● **Task input**:
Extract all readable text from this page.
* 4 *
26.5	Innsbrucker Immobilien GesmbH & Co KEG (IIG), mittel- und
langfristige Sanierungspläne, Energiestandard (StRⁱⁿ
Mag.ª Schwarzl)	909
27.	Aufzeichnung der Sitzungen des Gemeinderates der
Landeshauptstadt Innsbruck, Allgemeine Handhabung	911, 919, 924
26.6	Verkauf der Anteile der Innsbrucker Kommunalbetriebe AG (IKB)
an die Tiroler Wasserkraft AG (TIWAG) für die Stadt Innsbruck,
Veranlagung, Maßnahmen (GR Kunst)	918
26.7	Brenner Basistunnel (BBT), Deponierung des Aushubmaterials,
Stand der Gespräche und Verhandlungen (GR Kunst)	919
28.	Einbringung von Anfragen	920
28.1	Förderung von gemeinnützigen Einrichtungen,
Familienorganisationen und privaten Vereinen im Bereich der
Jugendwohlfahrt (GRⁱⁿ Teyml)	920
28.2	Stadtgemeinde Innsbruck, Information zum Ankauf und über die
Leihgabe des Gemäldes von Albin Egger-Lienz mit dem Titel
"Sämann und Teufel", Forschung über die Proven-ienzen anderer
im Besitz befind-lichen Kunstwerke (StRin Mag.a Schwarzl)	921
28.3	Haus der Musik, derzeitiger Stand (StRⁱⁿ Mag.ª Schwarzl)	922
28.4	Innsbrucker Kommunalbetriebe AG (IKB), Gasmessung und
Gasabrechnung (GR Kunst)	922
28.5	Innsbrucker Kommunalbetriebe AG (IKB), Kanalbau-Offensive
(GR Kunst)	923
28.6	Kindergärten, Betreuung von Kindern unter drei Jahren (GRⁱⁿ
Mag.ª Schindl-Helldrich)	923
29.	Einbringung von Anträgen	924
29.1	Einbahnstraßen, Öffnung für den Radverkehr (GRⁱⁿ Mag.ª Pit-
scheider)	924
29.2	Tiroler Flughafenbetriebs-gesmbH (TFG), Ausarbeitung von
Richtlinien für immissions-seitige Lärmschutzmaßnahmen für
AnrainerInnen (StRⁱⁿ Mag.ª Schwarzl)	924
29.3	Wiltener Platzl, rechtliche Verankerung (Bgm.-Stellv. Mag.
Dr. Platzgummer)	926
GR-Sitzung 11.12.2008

* * *

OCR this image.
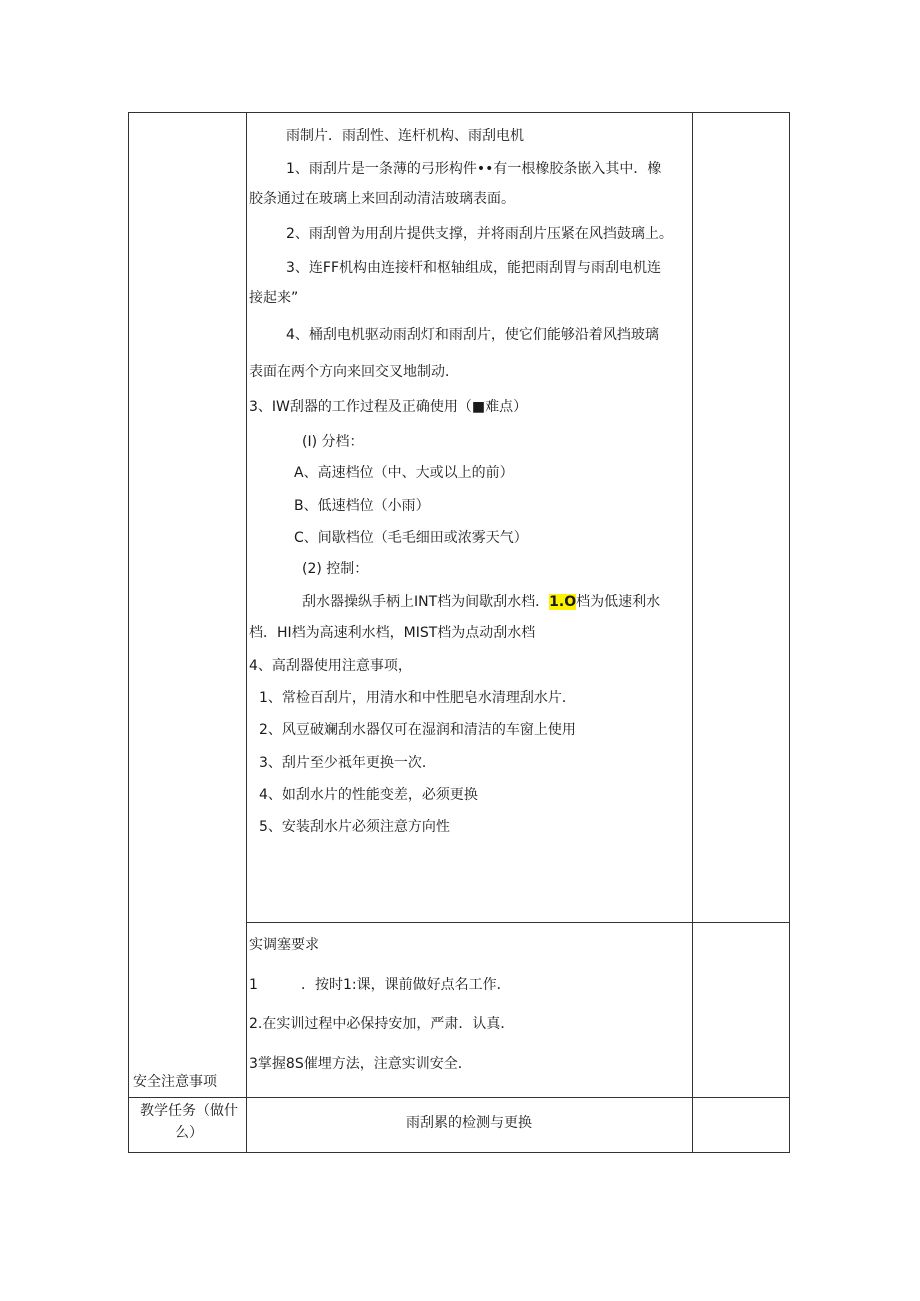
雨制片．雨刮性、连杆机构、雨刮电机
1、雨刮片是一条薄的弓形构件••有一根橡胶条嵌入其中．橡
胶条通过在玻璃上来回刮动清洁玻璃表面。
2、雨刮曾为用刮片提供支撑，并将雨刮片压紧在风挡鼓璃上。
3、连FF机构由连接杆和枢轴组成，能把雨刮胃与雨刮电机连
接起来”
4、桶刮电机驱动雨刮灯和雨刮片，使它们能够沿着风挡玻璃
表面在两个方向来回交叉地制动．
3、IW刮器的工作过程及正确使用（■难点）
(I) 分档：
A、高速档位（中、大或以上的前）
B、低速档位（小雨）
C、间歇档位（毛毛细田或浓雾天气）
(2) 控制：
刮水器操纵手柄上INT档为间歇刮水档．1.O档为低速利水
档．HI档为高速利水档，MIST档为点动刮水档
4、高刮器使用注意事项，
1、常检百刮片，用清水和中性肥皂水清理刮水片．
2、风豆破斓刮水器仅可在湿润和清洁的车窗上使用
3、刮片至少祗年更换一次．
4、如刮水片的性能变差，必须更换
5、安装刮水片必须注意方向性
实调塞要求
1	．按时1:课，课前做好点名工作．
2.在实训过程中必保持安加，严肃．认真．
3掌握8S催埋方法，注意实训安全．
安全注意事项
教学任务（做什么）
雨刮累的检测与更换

---

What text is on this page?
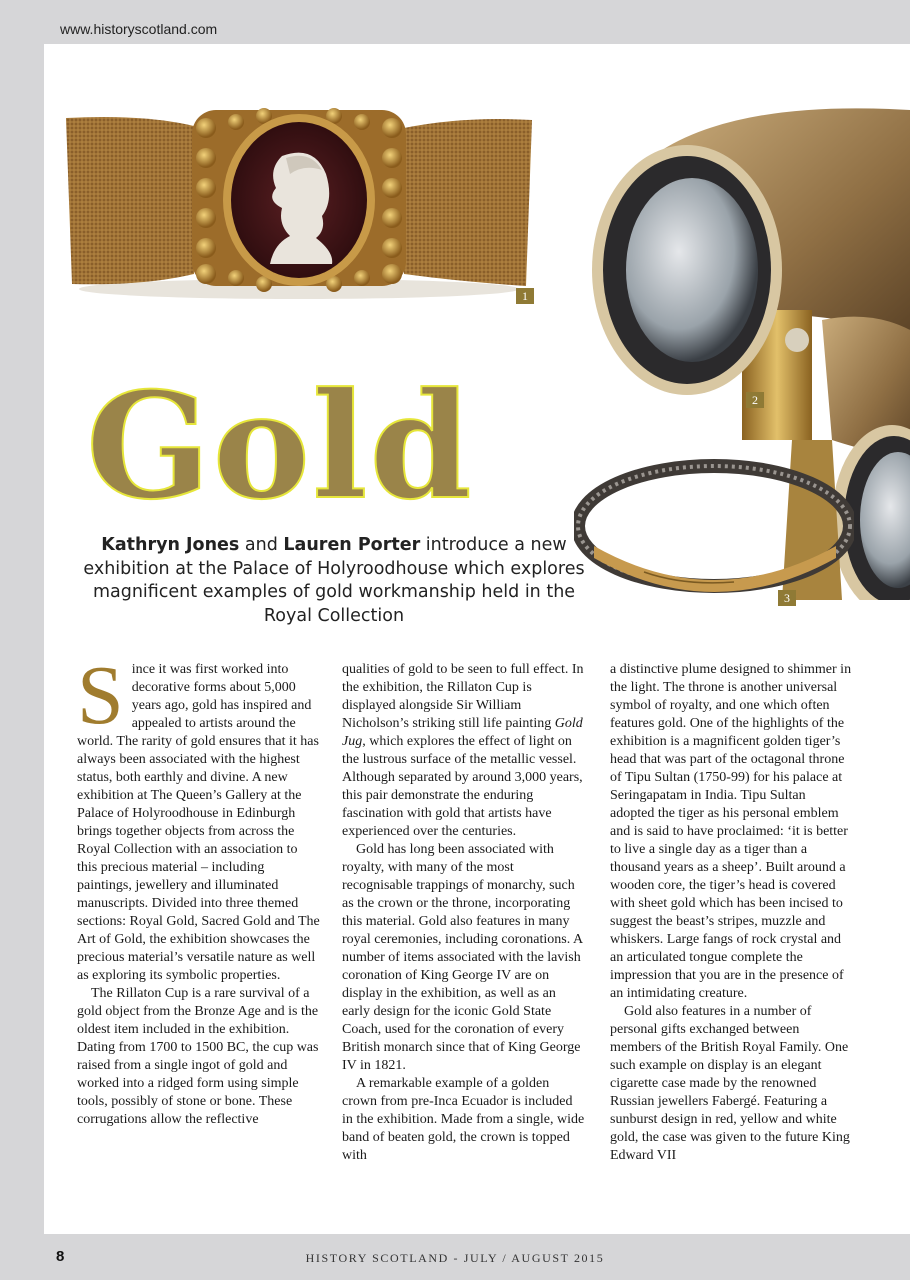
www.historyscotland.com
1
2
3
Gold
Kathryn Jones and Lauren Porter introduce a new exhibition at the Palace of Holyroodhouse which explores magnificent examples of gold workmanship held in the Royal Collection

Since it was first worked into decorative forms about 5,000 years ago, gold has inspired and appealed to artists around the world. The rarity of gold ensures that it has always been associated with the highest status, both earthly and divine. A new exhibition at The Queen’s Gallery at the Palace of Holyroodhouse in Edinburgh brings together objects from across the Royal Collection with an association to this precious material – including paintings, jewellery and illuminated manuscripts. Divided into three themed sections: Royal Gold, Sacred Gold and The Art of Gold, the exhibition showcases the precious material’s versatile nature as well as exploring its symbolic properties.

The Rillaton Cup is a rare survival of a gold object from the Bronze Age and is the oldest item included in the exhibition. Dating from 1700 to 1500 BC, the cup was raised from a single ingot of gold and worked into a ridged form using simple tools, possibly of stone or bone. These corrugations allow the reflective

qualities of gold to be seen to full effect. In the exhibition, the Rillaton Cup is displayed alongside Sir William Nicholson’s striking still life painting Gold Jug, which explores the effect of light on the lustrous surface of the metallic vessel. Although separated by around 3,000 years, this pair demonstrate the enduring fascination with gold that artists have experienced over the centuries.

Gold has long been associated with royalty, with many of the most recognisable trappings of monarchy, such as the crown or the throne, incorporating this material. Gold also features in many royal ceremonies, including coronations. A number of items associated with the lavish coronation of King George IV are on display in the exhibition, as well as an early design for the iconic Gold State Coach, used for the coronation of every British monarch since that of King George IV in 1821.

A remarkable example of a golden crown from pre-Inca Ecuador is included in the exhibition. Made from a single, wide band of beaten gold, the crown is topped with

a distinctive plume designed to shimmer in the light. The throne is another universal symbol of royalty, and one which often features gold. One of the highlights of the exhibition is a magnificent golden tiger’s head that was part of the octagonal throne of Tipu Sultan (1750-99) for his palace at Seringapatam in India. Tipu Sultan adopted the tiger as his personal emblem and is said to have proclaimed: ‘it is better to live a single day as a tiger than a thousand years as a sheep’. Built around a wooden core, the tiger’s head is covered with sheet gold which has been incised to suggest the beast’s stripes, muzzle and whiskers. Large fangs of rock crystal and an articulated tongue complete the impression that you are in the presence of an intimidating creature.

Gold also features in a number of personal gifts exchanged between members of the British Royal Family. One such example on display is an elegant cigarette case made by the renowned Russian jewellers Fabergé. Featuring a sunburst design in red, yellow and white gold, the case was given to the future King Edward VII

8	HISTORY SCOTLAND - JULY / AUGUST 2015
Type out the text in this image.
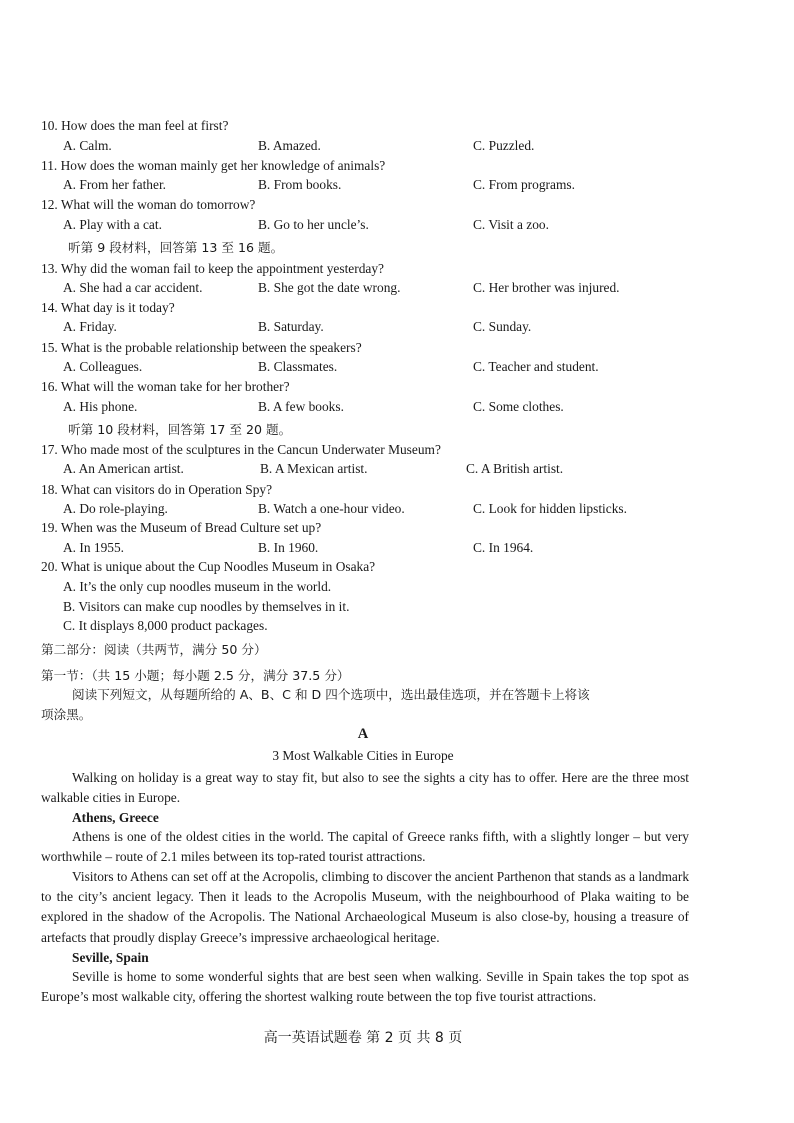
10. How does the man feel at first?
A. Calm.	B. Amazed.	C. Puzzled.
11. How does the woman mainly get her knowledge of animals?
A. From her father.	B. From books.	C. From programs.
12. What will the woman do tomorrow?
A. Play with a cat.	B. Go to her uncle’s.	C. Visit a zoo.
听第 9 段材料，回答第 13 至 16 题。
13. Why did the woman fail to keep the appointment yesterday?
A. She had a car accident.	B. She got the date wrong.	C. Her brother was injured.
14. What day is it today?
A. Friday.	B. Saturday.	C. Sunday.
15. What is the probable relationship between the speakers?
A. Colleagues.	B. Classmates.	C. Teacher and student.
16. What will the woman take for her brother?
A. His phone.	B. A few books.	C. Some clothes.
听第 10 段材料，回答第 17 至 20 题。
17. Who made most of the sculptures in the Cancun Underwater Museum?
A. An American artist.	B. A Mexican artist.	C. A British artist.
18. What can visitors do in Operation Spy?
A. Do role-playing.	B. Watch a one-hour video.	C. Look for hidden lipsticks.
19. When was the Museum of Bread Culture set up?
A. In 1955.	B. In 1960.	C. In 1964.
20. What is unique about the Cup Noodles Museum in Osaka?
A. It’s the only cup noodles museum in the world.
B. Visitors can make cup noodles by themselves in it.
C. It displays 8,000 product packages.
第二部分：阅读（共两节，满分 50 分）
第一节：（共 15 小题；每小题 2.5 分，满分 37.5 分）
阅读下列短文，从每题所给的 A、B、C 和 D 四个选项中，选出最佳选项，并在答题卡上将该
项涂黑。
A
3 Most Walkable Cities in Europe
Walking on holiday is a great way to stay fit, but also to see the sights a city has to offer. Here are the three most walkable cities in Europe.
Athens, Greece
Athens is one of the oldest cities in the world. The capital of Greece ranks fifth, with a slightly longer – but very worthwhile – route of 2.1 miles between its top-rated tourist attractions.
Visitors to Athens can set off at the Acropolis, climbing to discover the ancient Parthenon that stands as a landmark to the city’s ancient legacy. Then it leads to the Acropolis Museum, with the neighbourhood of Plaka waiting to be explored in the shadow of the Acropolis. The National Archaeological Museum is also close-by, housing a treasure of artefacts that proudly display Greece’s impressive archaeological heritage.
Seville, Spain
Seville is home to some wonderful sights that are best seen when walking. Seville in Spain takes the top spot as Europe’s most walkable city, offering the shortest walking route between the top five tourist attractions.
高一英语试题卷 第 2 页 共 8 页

● **Exercise details**: Return every line containing "books".

● **Final result**:
A. From her father.	B. From books.	C. From programs.
A. His phone.	B. A few books.	C. Some clothes.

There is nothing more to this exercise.